Goal ->
The lines to transcribe begin with the one containing "What does this" and end with the last line below; reproduce them exactly, without the pictures.

===

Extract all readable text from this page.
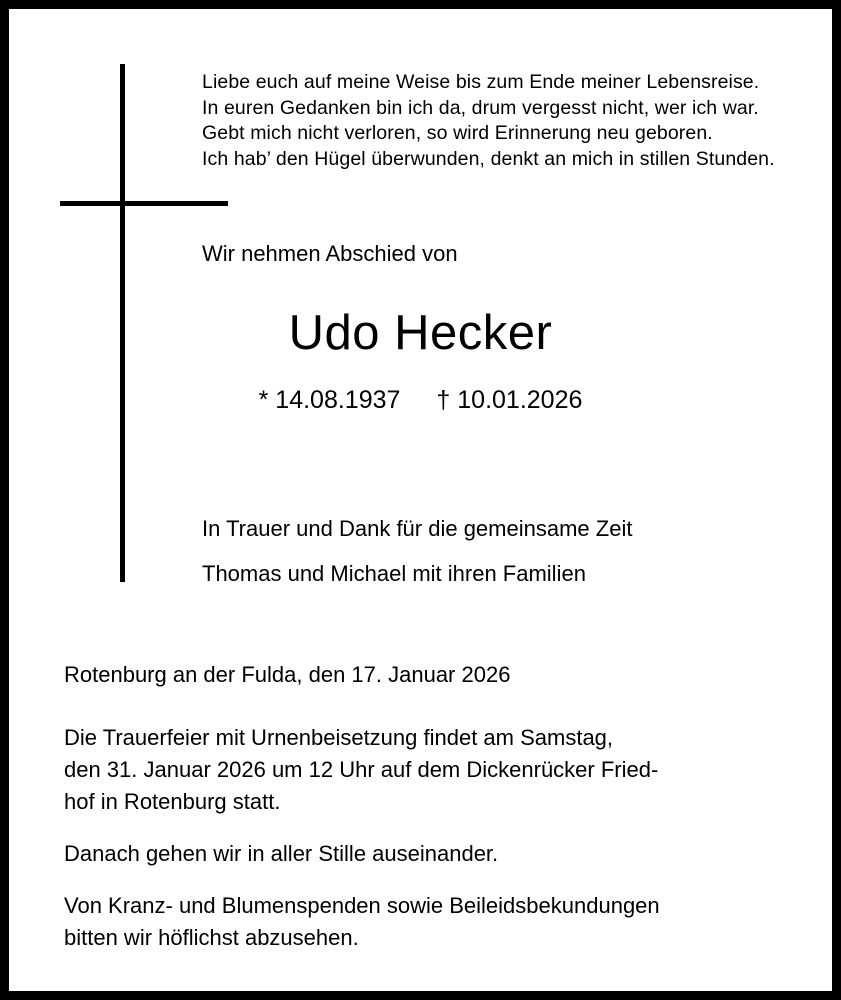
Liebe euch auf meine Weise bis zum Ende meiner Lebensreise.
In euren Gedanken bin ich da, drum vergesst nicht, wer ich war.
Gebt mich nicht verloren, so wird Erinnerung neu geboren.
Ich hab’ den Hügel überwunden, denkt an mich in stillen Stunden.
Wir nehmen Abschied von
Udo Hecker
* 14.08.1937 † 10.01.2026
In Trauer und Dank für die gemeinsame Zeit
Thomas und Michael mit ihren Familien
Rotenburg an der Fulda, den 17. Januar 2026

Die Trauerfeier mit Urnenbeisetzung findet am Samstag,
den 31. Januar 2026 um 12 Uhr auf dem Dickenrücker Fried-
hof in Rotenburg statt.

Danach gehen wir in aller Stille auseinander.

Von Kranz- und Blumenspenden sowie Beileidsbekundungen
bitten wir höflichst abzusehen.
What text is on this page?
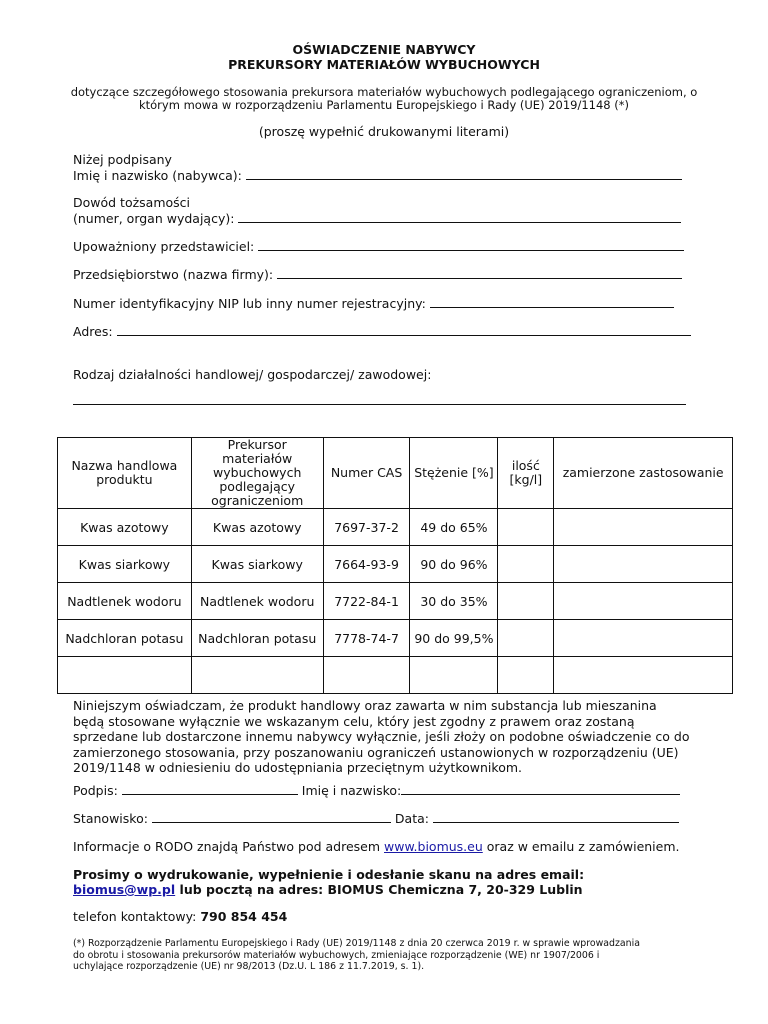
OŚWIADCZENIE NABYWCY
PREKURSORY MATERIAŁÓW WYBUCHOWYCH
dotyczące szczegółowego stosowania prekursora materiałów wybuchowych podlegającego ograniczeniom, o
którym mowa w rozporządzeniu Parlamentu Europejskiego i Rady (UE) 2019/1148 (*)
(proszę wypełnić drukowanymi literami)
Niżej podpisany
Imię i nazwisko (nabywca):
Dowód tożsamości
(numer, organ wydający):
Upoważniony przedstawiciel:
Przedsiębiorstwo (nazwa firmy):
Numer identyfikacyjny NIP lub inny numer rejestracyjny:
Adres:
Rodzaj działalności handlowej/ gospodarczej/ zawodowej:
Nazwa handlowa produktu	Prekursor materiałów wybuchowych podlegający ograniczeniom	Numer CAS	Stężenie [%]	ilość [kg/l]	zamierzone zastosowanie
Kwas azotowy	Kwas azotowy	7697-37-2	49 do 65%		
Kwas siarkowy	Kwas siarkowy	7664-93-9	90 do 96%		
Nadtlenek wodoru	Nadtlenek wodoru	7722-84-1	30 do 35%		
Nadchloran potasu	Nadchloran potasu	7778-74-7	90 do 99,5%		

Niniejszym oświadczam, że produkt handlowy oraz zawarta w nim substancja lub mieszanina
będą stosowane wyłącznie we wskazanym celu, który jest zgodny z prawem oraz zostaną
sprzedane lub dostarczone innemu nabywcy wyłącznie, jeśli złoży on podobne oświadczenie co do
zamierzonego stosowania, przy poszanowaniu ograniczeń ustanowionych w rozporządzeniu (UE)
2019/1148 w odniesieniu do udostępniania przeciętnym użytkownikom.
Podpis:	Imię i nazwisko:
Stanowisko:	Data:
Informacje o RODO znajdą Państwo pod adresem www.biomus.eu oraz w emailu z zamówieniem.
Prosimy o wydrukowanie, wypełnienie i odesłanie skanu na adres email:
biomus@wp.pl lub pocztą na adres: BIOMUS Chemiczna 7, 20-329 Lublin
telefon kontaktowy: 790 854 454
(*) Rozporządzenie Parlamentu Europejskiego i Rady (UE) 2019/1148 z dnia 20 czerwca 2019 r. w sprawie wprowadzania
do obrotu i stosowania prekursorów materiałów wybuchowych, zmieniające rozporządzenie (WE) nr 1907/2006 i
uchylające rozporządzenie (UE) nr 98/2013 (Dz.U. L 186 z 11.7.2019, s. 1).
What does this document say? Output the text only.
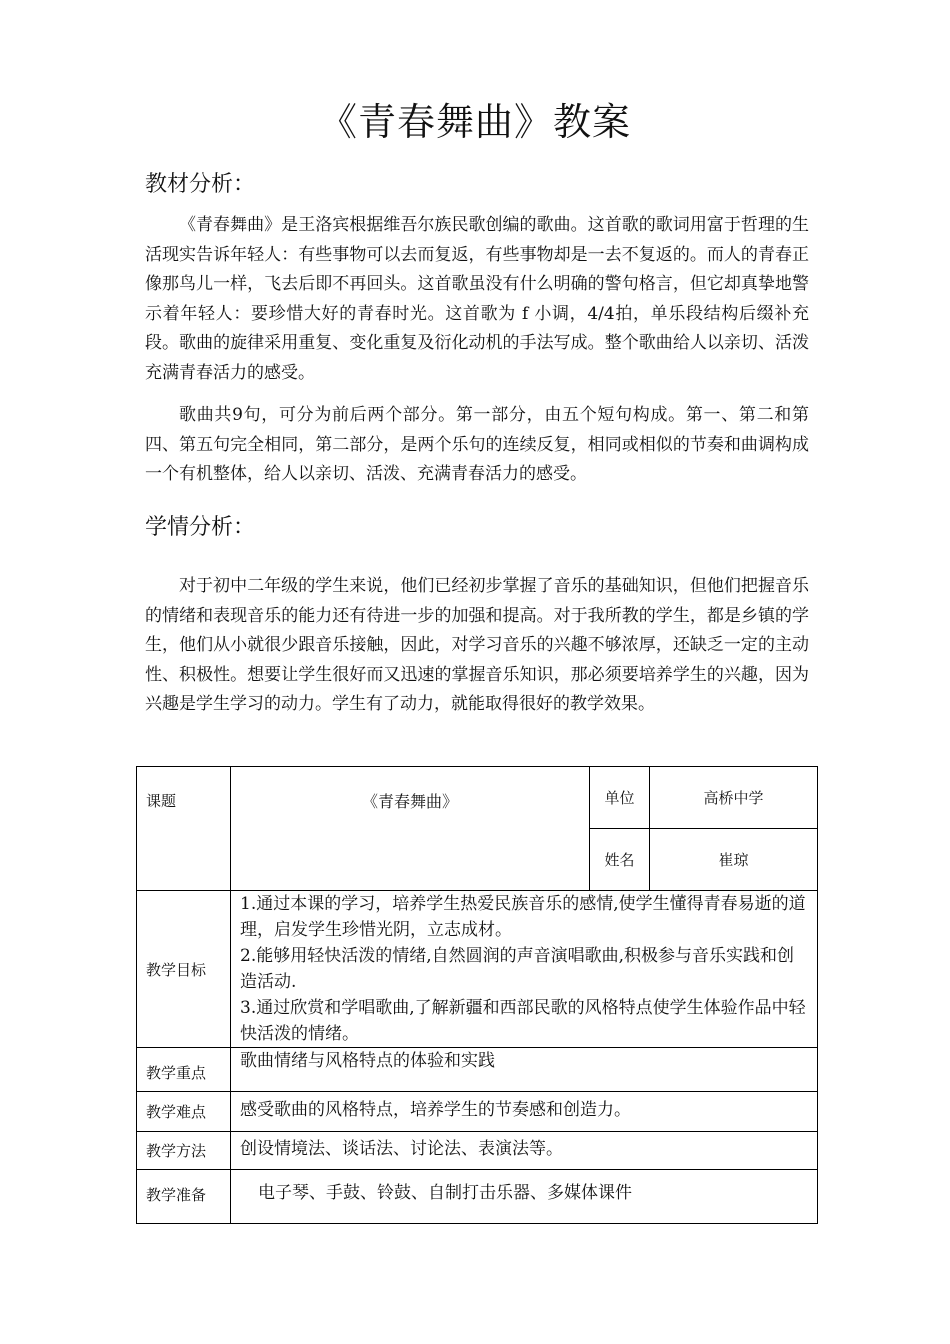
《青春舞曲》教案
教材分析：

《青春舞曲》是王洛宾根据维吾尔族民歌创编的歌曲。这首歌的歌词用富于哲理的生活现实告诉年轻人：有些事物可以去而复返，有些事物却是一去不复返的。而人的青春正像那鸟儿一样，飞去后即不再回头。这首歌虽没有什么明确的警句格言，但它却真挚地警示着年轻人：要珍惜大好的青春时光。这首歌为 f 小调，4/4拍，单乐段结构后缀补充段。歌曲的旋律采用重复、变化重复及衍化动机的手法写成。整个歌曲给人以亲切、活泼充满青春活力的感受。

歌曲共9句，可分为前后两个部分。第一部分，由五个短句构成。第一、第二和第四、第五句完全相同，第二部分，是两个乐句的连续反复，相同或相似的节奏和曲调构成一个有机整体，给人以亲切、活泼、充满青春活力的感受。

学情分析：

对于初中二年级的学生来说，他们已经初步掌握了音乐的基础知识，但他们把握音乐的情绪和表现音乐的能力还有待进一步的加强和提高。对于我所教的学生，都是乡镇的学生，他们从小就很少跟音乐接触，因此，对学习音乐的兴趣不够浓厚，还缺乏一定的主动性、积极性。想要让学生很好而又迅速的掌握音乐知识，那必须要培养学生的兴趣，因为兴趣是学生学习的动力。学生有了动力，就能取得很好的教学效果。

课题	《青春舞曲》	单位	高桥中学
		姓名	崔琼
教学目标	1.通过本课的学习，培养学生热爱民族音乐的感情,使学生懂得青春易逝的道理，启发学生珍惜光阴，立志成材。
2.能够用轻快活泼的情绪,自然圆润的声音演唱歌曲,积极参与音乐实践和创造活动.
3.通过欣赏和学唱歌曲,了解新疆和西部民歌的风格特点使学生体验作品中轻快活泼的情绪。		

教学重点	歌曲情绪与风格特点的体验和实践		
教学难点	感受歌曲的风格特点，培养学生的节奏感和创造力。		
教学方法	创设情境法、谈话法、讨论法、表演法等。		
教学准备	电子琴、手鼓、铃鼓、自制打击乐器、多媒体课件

===

Exercise output ->
What does this document say? Output the text only.
《青春舞曲》教案
教材分析：

《青春舞曲》是王洛宾根据维吾尔族民歌创编的歌曲。这首歌的歌词用富于哲理的生活现实告诉年轻人：有些事物可以去而复返，有些事物却是一去不复返的。而人的青春正像那鸟儿一样，飞去后即不再回头。这首歌虽没有什么明确的警句格言，但它却真挚地警示着年轻人：要珍惜大好的青春时光。这首歌为 f 小调，4/4拍，单乐段结构后缀补充段。歌曲的旋律采用重复、变化重复及衍化动机的手法写成。整个歌曲给人以亲切、活泼充满青春活力的感受。

歌曲共9句，可分为前后两个部分。第一部分，由五个短句构成。第一、第二和第四、第五句完全相同，第二部分，是两个乐句的连续反复，相同或相似的节奏和曲调构成一个有机整体，给人以亲切、活泼、充满青春活力的感受。

学情分析：

对于初中二年级的学生来说，他们已经初步掌握了音乐的基础知识，但他们把握音乐的情绪和表现音乐的能力还有待进一步的加强和提高。对于我所教的学生，都是乡镇的学生，他们从小就很少跟音乐接触，因此，对学习音乐的兴趣不够浓厚，还缺乏一定的主动性、积极性。想要让学生很好而又迅速的掌握音乐知识，那必须要培养学生的兴趣，因为兴趣是学生学习的动力。学生有了动力，就能取得很好的教学效果。

课题	《青春舞曲》	单位	高桥中学
		姓名	崔琼
教学目标	1.通过本课的学习，培养学生热爱民族音乐的感情,使学生懂得青春易逝的道理，启发学生珍惜光阴，立志成材。
2.能够用轻快活泼的情绪,自然圆润的声音演唱歌曲,积极参与音乐实践和创造活动.
3.通过欣赏和学唱歌曲,了解新疆和西部民歌的风格特点使学生体验作品中轻快活泼的情绪。		

教学重点	歌曲情绪与风格特点的体验和实践		
教学难点	感受歌曲的风格特点，培养学生的节奏感和创造力。		
教学方法	创设情境法、谈话法、讨论法、表演法等。		
教学准备	电子琴、手鼓、铃鼓、自制打击乐器、多媒体课件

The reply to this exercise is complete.